**Exercise objective:**
Count how many lines in this material contain "September". The answer is that number alone.

Begin

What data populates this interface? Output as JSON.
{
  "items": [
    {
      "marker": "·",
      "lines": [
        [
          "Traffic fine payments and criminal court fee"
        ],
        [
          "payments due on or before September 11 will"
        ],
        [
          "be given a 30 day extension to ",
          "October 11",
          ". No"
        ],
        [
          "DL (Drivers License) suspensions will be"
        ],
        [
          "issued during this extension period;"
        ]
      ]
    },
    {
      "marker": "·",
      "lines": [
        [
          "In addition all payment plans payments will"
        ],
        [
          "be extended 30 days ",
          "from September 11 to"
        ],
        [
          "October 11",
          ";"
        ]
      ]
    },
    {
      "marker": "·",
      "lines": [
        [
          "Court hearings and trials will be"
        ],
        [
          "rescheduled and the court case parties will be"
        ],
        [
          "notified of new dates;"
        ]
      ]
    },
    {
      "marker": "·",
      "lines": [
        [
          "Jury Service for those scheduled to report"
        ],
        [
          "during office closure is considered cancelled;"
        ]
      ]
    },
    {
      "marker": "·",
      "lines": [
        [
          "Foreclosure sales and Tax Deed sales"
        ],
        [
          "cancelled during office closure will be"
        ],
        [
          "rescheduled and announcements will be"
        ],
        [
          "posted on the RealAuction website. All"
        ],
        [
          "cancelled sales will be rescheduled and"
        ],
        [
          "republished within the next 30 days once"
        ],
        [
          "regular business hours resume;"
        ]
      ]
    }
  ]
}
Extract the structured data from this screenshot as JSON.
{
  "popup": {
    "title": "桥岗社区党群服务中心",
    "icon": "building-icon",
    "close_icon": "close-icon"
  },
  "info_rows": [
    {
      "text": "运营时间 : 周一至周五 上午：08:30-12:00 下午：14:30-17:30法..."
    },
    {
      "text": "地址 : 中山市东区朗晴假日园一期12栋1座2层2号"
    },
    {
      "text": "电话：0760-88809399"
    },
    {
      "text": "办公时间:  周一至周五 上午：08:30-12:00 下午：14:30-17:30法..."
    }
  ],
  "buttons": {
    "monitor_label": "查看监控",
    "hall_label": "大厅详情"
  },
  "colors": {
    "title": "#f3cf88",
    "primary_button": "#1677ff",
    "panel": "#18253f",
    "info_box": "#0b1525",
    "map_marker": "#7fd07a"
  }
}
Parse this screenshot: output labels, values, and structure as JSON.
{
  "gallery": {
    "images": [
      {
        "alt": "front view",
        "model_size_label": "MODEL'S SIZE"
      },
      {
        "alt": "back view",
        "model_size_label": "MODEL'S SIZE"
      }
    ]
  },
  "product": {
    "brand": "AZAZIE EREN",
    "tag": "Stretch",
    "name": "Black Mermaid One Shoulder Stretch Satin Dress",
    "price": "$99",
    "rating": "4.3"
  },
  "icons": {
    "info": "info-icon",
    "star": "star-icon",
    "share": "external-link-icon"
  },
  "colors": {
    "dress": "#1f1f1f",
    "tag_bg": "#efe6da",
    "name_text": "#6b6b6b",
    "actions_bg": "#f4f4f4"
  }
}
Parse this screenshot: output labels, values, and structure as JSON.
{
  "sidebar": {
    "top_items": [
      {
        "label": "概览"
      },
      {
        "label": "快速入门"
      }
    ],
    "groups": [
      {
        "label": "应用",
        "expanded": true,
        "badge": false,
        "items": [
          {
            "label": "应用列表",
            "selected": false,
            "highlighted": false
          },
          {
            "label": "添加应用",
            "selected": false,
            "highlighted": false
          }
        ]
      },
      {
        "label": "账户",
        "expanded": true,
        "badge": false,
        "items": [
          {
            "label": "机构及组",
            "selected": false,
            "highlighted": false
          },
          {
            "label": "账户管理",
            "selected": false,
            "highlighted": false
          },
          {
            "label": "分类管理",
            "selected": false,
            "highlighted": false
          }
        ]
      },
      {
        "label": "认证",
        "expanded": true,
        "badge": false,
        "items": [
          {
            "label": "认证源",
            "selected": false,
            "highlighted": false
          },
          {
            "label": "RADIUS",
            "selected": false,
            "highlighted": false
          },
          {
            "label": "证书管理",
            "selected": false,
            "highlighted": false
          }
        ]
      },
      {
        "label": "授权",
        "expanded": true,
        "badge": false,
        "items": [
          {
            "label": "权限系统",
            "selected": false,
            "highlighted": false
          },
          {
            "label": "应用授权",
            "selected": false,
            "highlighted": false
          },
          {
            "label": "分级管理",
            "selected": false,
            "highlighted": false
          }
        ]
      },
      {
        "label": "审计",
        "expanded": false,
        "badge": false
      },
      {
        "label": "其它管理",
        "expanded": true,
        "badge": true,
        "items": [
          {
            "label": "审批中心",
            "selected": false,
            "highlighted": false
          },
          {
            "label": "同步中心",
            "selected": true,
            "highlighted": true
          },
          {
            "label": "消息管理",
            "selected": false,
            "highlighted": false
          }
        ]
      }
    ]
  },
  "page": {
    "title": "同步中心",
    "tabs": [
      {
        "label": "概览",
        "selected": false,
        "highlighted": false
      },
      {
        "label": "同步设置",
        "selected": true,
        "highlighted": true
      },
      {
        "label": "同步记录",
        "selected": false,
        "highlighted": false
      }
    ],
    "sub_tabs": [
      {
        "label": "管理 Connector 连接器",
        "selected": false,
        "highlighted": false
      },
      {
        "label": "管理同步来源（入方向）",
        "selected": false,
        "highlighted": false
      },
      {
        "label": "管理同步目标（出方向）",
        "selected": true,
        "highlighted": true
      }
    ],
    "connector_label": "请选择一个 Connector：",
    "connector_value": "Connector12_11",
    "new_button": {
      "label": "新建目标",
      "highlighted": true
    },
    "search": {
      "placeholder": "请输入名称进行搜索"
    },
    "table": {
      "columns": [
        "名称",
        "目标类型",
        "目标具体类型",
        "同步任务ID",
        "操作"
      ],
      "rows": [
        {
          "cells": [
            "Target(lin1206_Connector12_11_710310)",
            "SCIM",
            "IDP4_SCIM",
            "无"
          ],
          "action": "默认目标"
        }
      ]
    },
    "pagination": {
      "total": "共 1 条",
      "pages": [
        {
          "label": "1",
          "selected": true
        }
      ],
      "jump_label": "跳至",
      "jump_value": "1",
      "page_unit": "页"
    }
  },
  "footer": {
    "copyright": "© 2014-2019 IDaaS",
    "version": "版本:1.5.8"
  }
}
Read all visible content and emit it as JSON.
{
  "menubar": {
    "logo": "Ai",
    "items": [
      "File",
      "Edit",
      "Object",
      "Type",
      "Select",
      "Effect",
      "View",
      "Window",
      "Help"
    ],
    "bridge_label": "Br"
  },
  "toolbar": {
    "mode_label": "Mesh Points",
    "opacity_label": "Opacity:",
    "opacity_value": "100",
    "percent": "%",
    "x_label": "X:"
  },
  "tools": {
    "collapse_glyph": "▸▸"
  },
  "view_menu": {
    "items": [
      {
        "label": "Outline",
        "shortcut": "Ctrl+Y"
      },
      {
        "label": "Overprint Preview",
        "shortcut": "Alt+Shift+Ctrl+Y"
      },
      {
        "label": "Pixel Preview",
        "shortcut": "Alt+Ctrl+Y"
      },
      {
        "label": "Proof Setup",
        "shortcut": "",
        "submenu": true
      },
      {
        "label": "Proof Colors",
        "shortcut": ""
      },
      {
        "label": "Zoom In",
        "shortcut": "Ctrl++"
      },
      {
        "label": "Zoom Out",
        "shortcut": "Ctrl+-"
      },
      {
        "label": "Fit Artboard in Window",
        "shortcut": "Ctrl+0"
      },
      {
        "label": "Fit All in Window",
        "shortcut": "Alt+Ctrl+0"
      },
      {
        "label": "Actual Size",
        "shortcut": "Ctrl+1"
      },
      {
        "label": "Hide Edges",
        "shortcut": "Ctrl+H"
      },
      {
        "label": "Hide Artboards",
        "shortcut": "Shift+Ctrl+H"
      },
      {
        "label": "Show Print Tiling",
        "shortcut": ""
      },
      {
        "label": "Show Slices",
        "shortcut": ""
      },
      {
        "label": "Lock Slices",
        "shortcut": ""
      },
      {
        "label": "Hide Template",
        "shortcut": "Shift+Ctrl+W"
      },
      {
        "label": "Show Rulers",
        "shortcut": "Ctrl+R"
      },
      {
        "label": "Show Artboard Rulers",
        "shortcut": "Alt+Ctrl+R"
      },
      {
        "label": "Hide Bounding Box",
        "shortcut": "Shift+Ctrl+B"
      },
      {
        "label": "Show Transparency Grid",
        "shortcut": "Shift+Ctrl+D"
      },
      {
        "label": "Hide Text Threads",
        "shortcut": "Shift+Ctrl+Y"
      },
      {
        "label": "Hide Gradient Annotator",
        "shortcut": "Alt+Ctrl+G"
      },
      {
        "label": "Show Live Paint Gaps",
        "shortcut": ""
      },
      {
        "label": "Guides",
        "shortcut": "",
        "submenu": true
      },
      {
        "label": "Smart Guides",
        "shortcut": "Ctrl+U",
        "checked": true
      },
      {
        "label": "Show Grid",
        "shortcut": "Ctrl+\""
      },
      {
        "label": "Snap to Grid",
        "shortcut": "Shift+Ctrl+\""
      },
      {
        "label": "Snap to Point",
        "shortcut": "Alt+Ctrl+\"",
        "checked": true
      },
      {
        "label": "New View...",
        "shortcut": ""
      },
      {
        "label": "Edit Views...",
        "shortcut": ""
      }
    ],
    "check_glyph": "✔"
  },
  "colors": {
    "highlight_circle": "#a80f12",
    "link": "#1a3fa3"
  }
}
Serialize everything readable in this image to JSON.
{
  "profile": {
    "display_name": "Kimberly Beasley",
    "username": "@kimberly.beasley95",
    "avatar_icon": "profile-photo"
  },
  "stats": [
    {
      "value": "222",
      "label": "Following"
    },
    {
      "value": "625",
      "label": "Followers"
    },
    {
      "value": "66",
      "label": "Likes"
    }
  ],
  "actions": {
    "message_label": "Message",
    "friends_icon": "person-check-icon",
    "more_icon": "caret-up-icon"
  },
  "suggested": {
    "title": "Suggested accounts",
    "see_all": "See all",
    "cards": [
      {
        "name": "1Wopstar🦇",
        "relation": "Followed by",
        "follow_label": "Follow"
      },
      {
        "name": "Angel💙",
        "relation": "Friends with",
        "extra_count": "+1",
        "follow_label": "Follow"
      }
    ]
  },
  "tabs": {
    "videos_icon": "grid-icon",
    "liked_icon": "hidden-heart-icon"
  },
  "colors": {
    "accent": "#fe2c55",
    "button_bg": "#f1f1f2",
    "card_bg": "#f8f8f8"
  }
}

End

**Output for this task:**
2